==== Provided records

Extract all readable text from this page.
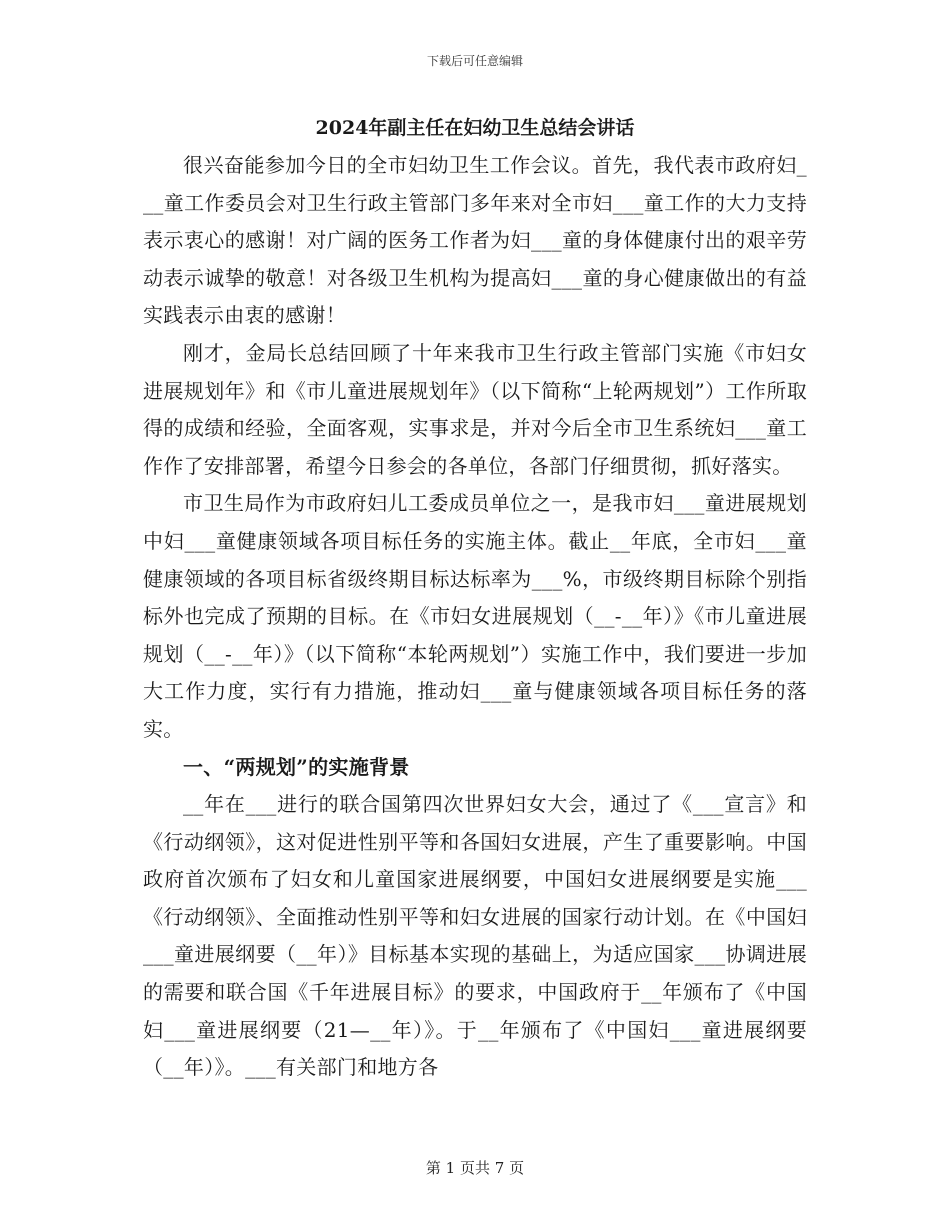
下载后可任意编辑
2024年副主任在妇幼卫生总结会讲话

很兴奋能参加今日的全市妇幼卫生工作会议。首先，我代表市政府妇___童工作委员会对卫生行政主管部门多年来对全市妇___童工作的大力支持表示衷心的感谢！对广阔的医务工作者为妇___童的身体健康付出的艰辛劳动表示诚挚的敬意！对各级卫生机构为提高妇___童的身心健康做出的有益实践表示由衷的感谢！

刚才，金局长总结回顾了十年来我市卫生行政主管部门实施《市妇女进展规划年》和《市儿童进展规划年》（以下简称“上轮两规划”）工作所取得的成绩和经验，全面客观，实事求是，并对今后全市卫生系统妇___童工作作了安排部署，希望今日参会的各单位，各部门仔细贯彻，抓好落实。

市卫生局作为市政府妇儿工委成员单位之一，是我市妇___童进展规划中妇___童健康领域各项目标任务的实施主体。截止__年底，全市妇___童健康领域的各项目标省级终期目标达标率为___%，市级终期目标除个别指标外也完成了预期的目标。在《市妇女进展规划（__-__年）》《市儿童进展规划（__-__年）》（以下简称“本轮两规划”）实施工作中，我们要进一步加大工作力度，实行有力措施，推动妇___童与健康领域各项目标任务的落实。

一、“两规划”的实施背景

__年在___进行的联合国第四次世界妇女大会，通过了《___宣言》和《行动纲领》，这对促进性别平等和各国妇女进展，产生了重要影响。中国政府首次颁布了妇女和儿童国家进展纲要，中国妇女进展纲要是实施___《行动纲领》、全面推动性别平等和妇女进展的国家行动计划。在《中国妇___童进展纲要（__年）》目标基本实现的基础上，为适应国家___协调进展的需要和联合国《千年进展目标》的要求，中国政府于__年颁布了《中国妇___童进展纲要（21—__年）》。于__年颁布了《中国妇___童进展纲要（__年）》。___有关部门和地方各

第 1 页共 7 页
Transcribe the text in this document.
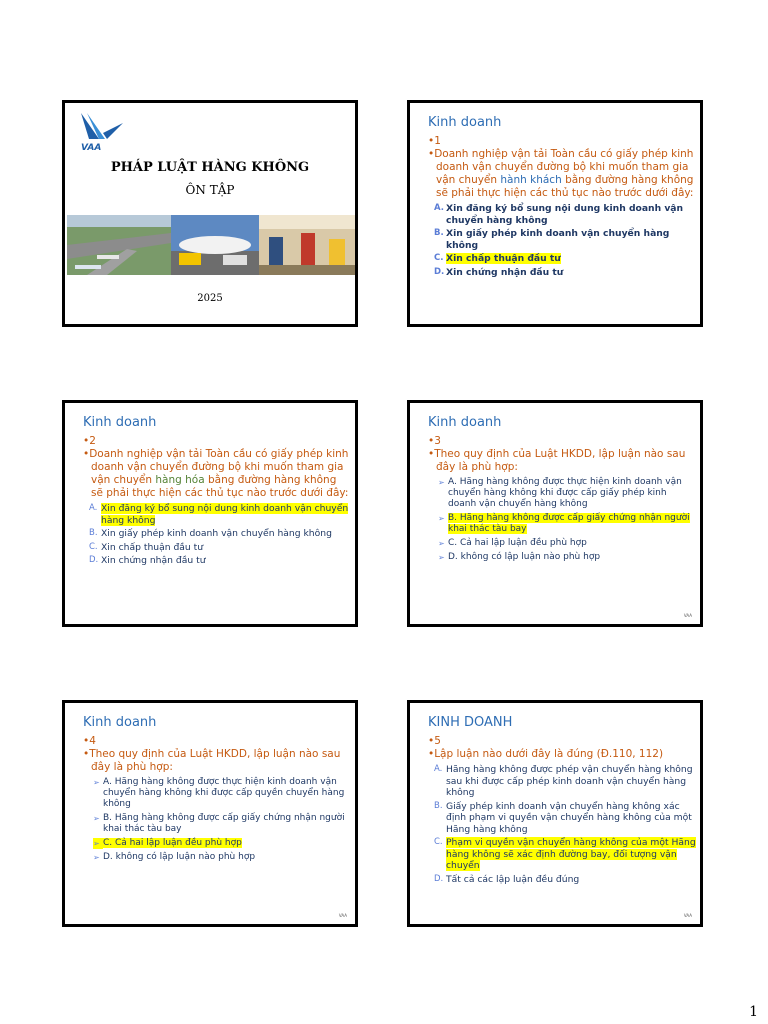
VAA
PHÁP LUẬT HÀNG KHÔNG
ÔN TẬP
2025
Kinh doanh
•1
•Doanh nghiệp vận tải Toàn cầu có giấy phép kinh doanh vận chuyển đường bộ khi muốn tham gia vận chuyển hành khách bằng đường hàng không sẽ phải thực hiện các thủ tục nào trước dưới đây:
A. Xin đăng ký bổ sung nội dung kinh doanh vận chuyển hàng không
B. Xin giấy phép kinh doanh vận chuyển hàng không
C. Xin chấp thuận đầu tư
D. Xin chứng nhận đầu tư
Kinh doanh
•2
•Doanh nghiệp vận tải Toàn cầu có giấy phép kinh doanh vận chuyển đường bộ khi muốn tham gia vận chuyển hàng hóa bằng đường hàng không sẽ phải thực hiện các thủ tục nào trước dưới đây:
A. Xin đăng ký bổ sung nội dung kinh doanh vận chuyển hàng không
B. Xin giấy phép kinh doanh vận chuyển hàng không
C. Xin chấp thuận đầu tư
D. Xin chứng nhận đầu tư
Kinh doanh
•3
•Theo quy định của Luật HKDD, lập luận nào sau đây là phù hợp:
➢ A. Hãng hàng không được thực hiện kinh doanh vận chuyển hàng không khi được cấp giấy phép kinh doanh vận chuyển hàng không
➢ B. Hãng hàng không được cấp giấy chứng nhận người khai thác tàu bay
➢ C. Cả hai lập luận đều phù hợp
➢ D. không có lập luận nào phù hợp
VAA
Kinh doanh
•4
•Theo quy định của Luật HKDD, lập luận nào sau đây là phù hợp:
➢ A. Hãng hàng không được thực hiện kinh doanh vận chuyển hàng không khi được cấp quyền chuyển hàng không
➢ B. Hãng hàng không được cấp giấy chứng nhận người khai thác tàu bay
➢ C. Cả hai lập luận đều phù hợp
➢ D. không có lập luận nào phù hợp
VAA
KINH DOANH
•5
•Lập luận nào dưới đây là đúng (Đ.110, 112)
A. Hãng hàng không được phép vận chuyển hàng không sau khi được cấp phép kinh doanh vận chuyển hàng không
B. Giấy phép kinh doanh vận chuyển hàng không xác định phạm vi quyền vận chuyển hàng không của một Hãng hàng không
C. Phạm vi quyền vận chuyển hàng không của một Hãng hàng không sẽ xác định đường bay, đối tượng vận chuyển
D. Tất cả các lập luận đều đúng
VAA
1
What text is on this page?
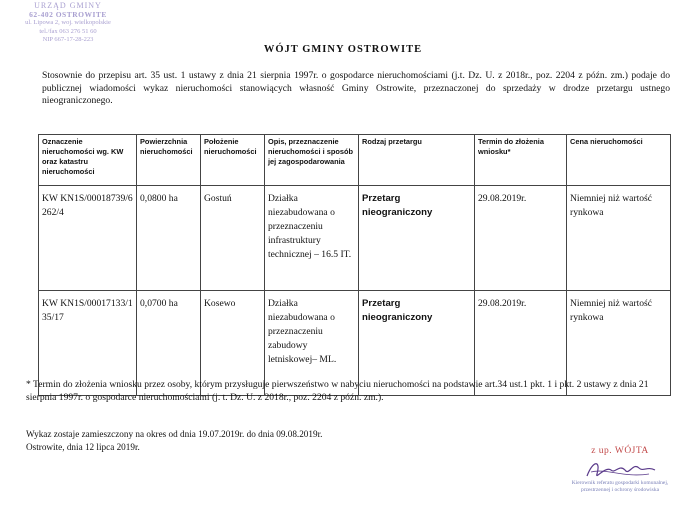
URZĄD GMINY
62-402 OSTROWITE
ul. Lipowa 2, woj. wielkopolskie
tel./fax 063 276 51 60
NIP 667-17-28-223
WÓJT GMINY OSTROWITE
Stosownie do przepisu art. 35 ust. 1 ustawy z dnia 21 sierpnia 1997r. o gospodarce nieruchomościami (j.t. Dz. U. z 2018r., poz. 2204 z późn. zm.) podaje do publicznej wiadomości wykaz nieruchomości stanowiących własność Gminy Ostrowite, przeznaczonej do sprzedaży w drodze przetargu ustnego nieograniczonego.
Oznaczenie nieruchomości wg. KW oraz katastru nieruchomości	Powierzchnia nieruchomości	Położenie nieruchomości	Opis, przeznaczenie nieruchomości i sposób jej zagospodarowania	Rodzaj przetargu	Termin do złożenia wniosku*	Cena nieruchomości
KW KN1S/00018739/6 262/4	0,0800 ha	Gostuń	Działka niezabudowana o przeznaczeniu infrastruktury technicznej – 16.5 IT.	Przetarg nieograniczony	29.08.2019r.	Niemniej niż wartość rynkowa
KW KN1S/00017133/1 35/17	0,0700 ha	Kosewo	Działka niezabudowana o przeznaczeniu zabudowy letniskowej– ML.	Przetarg nieograniczony	29.08.2019r.	Niemniej niż wartość rynkowa
* Termin do złożenia wniosku przez osoby, którym przysługuje pierwszeństwo w nabyciu nieruchomości na podstawie art.34 ust.1 pkt. 1 i pkt. 2 ustawy z dnia 21 sierpnia 1997r. o gospodarce nieruchomościami (j. t. Dz. U. z 2018r., poz. 2204 z późn. zm.).
Wykaz zostaje zamieszczony na okres od dnia 19.07.2019r. do dnia 09.08.2019r.
Ostrowite, dnia 12 lipca 2019r.	z up. WÓJTA
Kierownik referatu gospodarki komunalnej,
przestrzennej i ochrony środowiska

========

The problem:
Collect the complete line wherever the string "page" appears in the records.

Task response:
Extract all readable text from this page.
What text is on this page?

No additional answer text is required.